• **Dataset items**:
***
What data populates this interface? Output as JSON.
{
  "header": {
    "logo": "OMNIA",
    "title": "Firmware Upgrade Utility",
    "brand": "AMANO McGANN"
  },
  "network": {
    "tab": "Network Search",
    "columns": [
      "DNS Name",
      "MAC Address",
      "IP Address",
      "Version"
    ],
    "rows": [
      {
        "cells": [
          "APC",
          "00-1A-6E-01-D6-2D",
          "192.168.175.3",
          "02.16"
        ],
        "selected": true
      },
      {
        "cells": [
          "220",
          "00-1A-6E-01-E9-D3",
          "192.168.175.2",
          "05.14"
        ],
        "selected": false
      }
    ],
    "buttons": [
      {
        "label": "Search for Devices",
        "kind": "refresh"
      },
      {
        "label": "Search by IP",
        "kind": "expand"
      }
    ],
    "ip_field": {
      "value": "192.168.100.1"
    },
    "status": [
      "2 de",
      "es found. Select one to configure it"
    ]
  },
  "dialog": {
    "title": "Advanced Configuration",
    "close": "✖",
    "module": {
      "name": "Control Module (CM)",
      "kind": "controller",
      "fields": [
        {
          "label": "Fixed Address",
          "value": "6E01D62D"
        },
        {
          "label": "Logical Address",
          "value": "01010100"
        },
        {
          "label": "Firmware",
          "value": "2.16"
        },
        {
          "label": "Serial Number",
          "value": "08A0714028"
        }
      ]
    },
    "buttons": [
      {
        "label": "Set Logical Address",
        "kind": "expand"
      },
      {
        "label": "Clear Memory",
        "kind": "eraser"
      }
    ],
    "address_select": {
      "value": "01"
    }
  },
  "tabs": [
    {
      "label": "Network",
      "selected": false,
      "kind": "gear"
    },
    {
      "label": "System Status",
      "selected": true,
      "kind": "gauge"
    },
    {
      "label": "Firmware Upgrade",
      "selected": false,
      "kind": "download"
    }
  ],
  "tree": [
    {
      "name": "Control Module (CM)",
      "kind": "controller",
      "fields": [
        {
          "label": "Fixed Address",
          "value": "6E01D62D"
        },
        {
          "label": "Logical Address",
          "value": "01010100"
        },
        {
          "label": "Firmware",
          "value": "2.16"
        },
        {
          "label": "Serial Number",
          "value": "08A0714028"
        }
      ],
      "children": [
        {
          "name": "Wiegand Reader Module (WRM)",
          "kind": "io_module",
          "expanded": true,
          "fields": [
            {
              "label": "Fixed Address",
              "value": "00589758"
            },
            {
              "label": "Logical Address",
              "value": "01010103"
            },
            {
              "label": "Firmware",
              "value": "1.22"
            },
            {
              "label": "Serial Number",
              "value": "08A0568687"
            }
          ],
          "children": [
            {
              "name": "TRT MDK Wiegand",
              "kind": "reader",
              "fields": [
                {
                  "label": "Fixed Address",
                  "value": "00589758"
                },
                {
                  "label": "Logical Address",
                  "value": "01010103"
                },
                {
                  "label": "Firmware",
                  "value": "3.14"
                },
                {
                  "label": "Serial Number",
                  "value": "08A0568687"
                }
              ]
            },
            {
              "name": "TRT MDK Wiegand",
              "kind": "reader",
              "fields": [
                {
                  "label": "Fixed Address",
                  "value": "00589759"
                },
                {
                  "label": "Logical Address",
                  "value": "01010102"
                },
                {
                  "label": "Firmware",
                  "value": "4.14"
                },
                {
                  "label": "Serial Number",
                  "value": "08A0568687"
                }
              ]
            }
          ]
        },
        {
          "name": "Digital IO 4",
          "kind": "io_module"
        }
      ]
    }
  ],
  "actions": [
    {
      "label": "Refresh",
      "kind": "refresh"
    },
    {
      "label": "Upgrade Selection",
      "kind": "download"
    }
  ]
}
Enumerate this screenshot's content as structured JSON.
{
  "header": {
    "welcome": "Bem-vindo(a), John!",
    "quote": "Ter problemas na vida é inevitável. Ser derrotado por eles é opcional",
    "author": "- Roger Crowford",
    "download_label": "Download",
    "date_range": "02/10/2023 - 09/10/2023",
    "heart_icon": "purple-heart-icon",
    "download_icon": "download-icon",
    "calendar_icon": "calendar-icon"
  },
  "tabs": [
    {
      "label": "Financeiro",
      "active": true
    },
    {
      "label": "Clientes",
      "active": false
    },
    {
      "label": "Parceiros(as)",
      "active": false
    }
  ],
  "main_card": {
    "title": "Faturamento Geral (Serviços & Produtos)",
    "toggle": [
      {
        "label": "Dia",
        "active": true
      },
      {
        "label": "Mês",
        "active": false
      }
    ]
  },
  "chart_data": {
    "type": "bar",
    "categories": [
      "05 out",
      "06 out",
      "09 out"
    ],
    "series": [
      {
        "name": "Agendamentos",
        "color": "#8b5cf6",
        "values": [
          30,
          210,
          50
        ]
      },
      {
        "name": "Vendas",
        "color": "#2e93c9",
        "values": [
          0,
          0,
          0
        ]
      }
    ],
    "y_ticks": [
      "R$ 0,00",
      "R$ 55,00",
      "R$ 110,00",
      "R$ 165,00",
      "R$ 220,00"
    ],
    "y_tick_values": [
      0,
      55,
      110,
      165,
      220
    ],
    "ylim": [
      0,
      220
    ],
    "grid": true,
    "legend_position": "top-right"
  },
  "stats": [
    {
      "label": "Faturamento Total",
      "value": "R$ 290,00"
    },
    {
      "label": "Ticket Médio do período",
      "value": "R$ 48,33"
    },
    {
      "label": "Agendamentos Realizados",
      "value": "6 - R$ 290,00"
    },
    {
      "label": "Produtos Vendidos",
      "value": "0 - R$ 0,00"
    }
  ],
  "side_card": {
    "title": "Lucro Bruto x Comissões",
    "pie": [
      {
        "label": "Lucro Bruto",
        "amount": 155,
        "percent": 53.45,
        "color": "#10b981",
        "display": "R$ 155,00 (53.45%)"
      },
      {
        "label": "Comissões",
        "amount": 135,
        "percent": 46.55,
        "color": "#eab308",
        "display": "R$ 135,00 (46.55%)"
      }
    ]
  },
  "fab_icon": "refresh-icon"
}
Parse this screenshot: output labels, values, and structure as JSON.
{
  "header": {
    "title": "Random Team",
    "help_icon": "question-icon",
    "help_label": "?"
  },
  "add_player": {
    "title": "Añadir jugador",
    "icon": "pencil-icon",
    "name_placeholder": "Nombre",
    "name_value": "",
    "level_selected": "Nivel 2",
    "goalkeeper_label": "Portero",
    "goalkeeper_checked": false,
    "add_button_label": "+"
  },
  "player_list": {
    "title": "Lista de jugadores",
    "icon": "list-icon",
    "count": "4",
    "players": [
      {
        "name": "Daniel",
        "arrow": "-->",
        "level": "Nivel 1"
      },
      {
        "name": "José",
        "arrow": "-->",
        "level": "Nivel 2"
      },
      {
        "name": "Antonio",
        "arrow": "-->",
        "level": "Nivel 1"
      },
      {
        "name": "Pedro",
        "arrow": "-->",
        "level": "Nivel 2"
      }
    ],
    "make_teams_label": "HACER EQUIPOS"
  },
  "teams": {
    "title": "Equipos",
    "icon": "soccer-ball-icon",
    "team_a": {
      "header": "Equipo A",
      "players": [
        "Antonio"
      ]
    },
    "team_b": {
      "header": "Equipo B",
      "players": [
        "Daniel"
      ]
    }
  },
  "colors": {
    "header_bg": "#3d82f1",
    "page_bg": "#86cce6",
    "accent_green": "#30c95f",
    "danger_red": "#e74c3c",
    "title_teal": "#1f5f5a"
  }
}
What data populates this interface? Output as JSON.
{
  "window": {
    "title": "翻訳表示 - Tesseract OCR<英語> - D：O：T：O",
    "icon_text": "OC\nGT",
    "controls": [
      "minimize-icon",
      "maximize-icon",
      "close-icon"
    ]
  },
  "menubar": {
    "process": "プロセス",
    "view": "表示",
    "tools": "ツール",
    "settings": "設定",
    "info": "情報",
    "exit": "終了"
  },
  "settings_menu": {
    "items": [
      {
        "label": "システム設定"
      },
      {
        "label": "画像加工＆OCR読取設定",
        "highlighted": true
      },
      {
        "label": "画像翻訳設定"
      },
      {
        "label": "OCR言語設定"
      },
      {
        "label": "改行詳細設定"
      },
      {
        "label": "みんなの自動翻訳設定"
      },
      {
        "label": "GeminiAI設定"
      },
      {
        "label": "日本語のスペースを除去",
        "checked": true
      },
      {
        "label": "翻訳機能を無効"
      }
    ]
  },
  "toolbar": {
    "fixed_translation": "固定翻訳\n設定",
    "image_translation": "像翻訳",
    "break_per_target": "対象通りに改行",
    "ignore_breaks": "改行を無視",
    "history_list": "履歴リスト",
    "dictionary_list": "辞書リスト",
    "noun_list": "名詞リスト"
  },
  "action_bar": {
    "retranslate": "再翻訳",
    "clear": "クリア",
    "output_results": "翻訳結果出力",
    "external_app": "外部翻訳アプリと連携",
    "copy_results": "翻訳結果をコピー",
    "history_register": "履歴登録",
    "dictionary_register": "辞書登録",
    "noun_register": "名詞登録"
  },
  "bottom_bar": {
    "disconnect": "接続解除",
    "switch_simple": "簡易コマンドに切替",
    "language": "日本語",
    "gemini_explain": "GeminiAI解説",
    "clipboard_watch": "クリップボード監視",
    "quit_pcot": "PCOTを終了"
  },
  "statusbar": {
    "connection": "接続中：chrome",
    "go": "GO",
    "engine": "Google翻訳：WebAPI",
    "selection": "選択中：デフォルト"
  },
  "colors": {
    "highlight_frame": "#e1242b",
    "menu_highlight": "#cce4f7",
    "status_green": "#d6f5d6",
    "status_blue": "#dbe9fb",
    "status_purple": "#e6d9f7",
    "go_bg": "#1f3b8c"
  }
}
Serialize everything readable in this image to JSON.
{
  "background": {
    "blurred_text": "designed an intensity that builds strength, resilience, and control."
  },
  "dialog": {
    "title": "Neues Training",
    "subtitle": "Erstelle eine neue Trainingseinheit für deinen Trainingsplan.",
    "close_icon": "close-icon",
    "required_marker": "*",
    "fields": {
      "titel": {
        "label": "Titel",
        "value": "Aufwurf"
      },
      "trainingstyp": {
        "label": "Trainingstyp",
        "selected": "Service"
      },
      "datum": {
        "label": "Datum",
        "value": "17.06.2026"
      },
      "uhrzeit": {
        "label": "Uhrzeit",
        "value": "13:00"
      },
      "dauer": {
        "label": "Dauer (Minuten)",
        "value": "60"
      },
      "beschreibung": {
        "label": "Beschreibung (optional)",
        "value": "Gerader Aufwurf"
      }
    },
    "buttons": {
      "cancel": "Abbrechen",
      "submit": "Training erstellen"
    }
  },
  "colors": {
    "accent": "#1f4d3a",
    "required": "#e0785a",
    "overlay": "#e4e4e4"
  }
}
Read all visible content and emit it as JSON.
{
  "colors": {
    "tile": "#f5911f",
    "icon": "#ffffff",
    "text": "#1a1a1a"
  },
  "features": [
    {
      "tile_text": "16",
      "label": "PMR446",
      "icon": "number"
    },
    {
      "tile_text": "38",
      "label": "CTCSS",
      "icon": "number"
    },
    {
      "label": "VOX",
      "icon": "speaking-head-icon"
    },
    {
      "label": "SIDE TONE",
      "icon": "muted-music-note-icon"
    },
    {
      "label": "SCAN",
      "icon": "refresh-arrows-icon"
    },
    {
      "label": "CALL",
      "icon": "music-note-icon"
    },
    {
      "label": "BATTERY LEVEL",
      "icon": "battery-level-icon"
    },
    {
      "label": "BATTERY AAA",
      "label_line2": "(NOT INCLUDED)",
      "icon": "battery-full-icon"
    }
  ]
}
***
• **What is needed**:
Take every line from the data that contains the word "Bruto".

• **Task response**:
    "title": "Lucro Bruto x Comissões",
        "label": "Lucro Bruto",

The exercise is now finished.